◆ Task description: Take each line that has the word "所以Sₙ" and return it.

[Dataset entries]

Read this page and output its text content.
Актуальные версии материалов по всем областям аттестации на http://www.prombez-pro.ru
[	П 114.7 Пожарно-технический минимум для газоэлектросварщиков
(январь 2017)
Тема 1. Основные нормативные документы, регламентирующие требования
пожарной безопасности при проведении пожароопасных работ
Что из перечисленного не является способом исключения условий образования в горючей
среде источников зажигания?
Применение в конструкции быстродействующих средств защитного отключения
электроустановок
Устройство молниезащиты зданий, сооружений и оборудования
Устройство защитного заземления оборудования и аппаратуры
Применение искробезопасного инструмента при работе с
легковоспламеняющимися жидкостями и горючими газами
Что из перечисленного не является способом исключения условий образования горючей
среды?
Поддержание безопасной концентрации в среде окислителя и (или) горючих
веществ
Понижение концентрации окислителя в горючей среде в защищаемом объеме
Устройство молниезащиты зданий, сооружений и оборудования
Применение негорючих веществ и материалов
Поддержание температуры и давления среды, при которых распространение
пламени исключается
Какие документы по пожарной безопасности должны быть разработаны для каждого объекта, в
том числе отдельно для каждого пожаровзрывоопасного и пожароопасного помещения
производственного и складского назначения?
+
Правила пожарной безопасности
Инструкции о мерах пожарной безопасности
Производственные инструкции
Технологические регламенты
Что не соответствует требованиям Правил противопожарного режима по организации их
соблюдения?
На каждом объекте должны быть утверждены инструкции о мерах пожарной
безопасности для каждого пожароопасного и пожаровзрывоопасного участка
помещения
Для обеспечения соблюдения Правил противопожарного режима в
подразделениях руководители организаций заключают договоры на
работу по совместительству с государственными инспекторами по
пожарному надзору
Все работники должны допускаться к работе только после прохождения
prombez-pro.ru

* * *

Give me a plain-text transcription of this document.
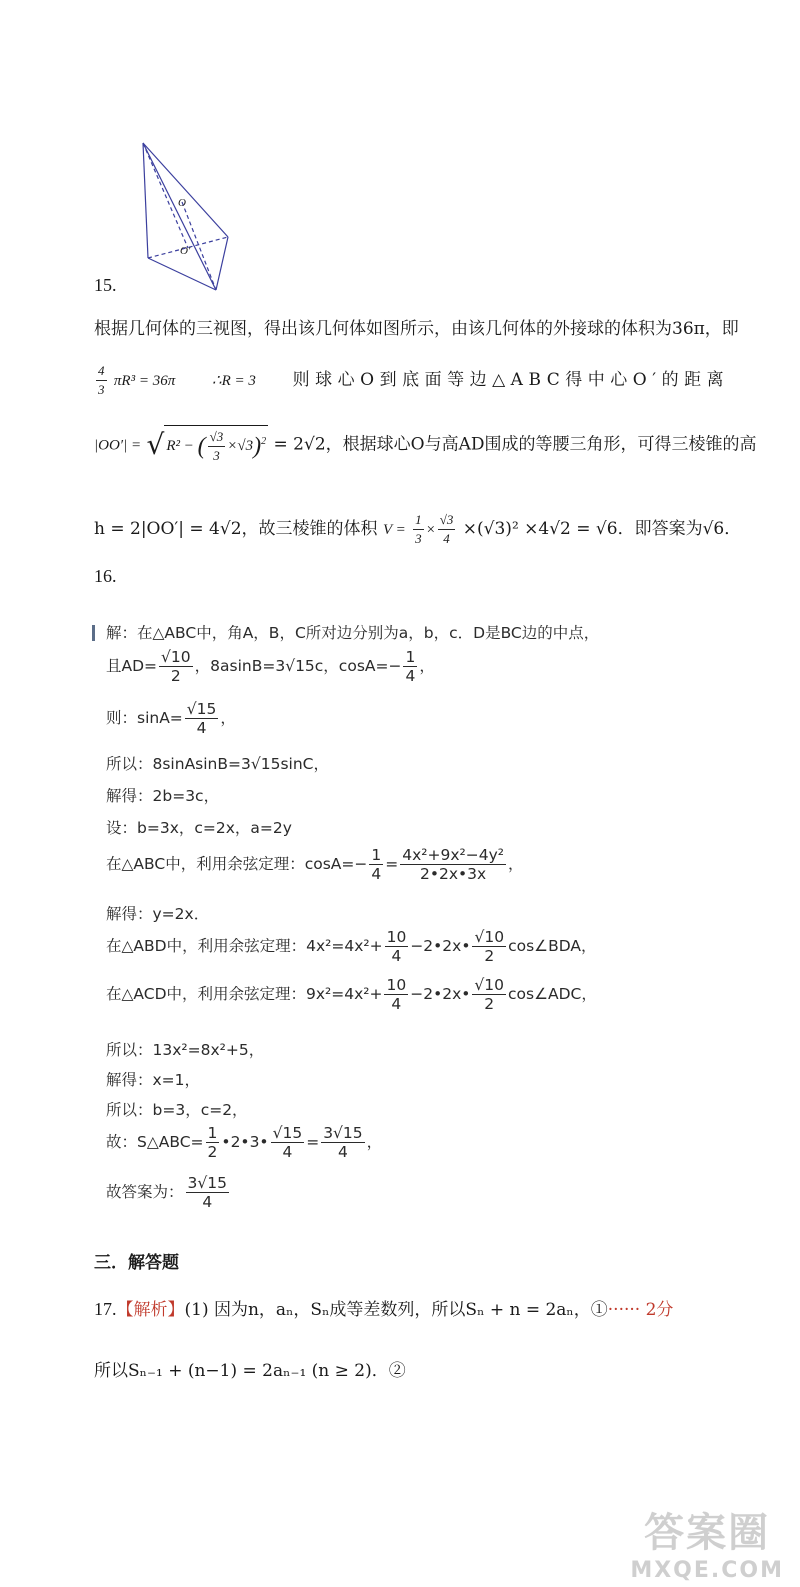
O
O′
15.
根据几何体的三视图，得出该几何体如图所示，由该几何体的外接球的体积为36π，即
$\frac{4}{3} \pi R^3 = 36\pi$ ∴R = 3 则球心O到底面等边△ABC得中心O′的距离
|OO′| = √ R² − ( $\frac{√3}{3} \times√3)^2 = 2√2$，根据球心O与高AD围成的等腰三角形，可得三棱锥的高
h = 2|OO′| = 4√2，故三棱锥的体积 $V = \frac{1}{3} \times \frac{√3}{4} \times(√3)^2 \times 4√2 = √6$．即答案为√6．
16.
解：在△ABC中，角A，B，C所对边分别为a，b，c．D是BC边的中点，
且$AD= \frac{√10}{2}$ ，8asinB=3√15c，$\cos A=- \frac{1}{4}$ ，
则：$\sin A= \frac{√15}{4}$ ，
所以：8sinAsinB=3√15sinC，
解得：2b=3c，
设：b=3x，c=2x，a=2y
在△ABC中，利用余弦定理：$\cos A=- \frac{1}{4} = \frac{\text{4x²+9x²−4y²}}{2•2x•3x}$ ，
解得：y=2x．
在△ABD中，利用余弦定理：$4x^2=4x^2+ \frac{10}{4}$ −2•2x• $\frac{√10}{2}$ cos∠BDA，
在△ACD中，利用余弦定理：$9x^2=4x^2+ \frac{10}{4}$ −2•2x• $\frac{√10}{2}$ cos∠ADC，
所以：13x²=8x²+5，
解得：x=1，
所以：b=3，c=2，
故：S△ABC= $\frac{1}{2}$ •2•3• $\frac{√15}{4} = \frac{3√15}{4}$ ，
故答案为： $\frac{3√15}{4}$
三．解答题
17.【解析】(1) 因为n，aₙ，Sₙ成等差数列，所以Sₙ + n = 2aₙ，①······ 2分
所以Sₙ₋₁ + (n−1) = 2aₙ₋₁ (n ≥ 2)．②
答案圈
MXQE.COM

◆ Response to this exercise:
17.【解析】(1) 因为n，aₙ，Sₙ成等差数列，所以Sₙ + n = 2aₙ，①······ 2分
所以Sₙ₋₁ + (n−1) = 2aₙ₋₁ (n ≥ 2)．②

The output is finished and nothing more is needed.